(Dataset records)
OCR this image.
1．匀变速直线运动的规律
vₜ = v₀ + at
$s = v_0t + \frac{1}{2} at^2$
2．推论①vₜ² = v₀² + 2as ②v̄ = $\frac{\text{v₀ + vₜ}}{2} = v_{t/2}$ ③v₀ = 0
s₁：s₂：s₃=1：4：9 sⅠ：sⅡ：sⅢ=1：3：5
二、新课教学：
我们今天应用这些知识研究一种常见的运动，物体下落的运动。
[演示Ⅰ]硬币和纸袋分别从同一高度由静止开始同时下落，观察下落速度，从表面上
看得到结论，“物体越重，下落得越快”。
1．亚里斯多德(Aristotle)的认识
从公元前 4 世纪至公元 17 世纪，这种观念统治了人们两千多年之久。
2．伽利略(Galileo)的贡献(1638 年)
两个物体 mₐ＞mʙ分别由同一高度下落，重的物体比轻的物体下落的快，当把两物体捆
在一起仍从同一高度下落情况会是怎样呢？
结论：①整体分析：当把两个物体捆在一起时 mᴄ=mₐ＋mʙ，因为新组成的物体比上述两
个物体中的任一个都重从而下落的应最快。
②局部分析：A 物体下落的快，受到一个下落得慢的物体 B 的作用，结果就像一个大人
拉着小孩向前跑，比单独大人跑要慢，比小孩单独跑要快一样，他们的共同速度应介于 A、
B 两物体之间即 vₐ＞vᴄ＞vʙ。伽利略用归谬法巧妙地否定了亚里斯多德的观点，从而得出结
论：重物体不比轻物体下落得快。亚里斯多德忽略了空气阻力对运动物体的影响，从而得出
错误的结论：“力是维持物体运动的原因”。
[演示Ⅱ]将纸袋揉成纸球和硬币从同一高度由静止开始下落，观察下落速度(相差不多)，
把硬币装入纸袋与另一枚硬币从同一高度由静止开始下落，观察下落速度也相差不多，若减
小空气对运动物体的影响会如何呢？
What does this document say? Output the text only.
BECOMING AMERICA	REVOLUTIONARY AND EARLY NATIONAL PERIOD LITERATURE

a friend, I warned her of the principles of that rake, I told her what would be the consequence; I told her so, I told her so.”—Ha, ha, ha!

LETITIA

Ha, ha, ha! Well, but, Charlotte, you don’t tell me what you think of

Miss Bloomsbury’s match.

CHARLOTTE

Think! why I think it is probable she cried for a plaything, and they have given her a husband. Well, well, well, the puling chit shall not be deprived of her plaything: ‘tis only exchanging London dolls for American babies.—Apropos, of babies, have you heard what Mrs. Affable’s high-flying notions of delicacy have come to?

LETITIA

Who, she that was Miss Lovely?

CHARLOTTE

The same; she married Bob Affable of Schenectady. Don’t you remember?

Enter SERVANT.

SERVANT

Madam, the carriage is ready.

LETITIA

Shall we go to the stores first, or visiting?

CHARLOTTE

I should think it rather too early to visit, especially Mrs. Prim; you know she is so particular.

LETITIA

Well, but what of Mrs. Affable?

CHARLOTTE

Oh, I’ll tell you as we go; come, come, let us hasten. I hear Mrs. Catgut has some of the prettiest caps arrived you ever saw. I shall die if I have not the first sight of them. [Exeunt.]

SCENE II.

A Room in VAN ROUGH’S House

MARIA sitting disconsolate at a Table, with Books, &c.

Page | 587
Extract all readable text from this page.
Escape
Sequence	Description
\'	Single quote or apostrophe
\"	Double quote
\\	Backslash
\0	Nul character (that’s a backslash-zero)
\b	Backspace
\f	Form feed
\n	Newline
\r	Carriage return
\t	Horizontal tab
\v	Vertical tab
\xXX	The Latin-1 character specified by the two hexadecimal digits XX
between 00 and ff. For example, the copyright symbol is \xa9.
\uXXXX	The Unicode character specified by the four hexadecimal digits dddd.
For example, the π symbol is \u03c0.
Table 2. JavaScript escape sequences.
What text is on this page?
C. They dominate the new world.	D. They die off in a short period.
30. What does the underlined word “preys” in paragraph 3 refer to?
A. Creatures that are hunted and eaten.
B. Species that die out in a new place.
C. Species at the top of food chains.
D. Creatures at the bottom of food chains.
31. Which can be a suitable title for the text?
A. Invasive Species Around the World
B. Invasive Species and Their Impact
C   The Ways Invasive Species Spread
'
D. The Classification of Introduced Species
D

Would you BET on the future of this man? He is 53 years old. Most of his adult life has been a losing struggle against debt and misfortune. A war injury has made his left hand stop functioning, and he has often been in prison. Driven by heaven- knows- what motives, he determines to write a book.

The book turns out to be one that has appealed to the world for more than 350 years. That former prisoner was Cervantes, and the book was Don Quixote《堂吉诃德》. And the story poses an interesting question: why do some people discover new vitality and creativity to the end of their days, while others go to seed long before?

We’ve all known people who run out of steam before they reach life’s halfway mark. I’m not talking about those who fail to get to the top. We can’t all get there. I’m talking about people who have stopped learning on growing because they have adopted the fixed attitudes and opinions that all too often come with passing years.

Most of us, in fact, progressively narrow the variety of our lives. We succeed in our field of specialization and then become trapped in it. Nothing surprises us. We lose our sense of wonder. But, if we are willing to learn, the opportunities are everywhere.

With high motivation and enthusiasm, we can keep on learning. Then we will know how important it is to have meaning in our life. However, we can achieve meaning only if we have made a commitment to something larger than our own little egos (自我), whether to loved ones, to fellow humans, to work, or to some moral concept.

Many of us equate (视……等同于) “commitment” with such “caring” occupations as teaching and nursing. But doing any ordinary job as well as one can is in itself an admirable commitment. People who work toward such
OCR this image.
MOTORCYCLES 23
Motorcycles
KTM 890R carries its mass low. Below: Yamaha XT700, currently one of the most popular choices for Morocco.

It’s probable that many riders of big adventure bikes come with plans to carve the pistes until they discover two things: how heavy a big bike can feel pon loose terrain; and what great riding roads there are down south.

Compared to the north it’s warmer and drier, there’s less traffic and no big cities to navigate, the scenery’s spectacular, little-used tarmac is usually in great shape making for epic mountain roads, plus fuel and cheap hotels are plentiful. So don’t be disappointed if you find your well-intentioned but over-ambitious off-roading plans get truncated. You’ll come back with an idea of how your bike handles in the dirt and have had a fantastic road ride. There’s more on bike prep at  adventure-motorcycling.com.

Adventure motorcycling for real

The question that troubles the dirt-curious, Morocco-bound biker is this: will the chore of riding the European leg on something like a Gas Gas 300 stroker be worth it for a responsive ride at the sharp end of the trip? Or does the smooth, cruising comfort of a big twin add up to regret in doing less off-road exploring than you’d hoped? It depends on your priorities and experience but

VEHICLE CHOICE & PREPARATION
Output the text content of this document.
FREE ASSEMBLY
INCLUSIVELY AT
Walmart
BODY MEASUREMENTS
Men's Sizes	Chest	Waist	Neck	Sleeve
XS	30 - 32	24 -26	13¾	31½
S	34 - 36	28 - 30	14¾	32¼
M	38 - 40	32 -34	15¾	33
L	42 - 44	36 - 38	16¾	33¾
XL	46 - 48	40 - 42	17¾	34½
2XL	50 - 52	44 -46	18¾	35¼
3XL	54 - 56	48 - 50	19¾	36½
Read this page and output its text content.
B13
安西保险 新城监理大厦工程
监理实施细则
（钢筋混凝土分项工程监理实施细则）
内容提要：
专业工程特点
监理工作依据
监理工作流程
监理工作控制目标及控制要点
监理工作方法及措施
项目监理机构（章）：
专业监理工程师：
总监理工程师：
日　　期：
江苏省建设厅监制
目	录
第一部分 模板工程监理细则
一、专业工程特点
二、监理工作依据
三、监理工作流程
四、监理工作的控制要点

**Exercise description:**
Where a line in the material above holds "tell", copy that line.

**Answer to this exercise:**
Ha, ha, ha! Well, but, Charlotte, you don’t tell me what you think of
Oh, I’ll tell you as we go; come, come, let us hasten. I hear Mrs. Catgut has some of the prettiest caps arrived you ever saw. I shall die if I have not the first sight of them. [Exeunt.]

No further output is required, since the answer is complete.